Goal :: Write out every single entry exactly.

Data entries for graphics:
========================

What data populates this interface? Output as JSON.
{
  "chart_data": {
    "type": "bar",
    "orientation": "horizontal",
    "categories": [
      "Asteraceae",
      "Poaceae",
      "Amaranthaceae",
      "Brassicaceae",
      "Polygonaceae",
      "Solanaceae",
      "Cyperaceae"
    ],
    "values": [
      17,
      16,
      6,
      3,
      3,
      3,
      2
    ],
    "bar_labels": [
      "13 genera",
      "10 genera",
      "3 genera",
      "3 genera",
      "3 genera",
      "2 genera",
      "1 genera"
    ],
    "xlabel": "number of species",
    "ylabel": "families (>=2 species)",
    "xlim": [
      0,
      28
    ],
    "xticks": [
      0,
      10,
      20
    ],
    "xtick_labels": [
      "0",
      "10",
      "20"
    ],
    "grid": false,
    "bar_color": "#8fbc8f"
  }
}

========================

Exercise solution ::
What data populates this interface? Output as JSON.
{
  "chart_data": {
    "type": "bar",
    "orientation": "horizontal",
    "categories": [
      "Asteraceae",
      "Poaceae",
      "Amaranthaceae",
      "Brassicaceae",
      "Polygonaceae",
      "Solanaceae",
      "Cyperaceae"
    ],
    "values": [
      17,
      16,
      6,
      3,
      3,
      3,
      2
    ],
    "bar_labels": [
      "13 genera",
      "10 genera",
      "3 genera",
      "3 genera",
      "3 genera",
      "2 genera",
      "1 genera"
    ],
    "xlabel": "number of species",
    "ylabel": "families (>=2 species)",
    "xlim": [
      0,
      28
    ],
    "xticks": [
      0,
      10,
      20
    ],
    "xtick_labels": [
      "0",
      "10",
      "20"
    ],
    "grid": false,
    "bar_color": "#8fbc8f"
  }
}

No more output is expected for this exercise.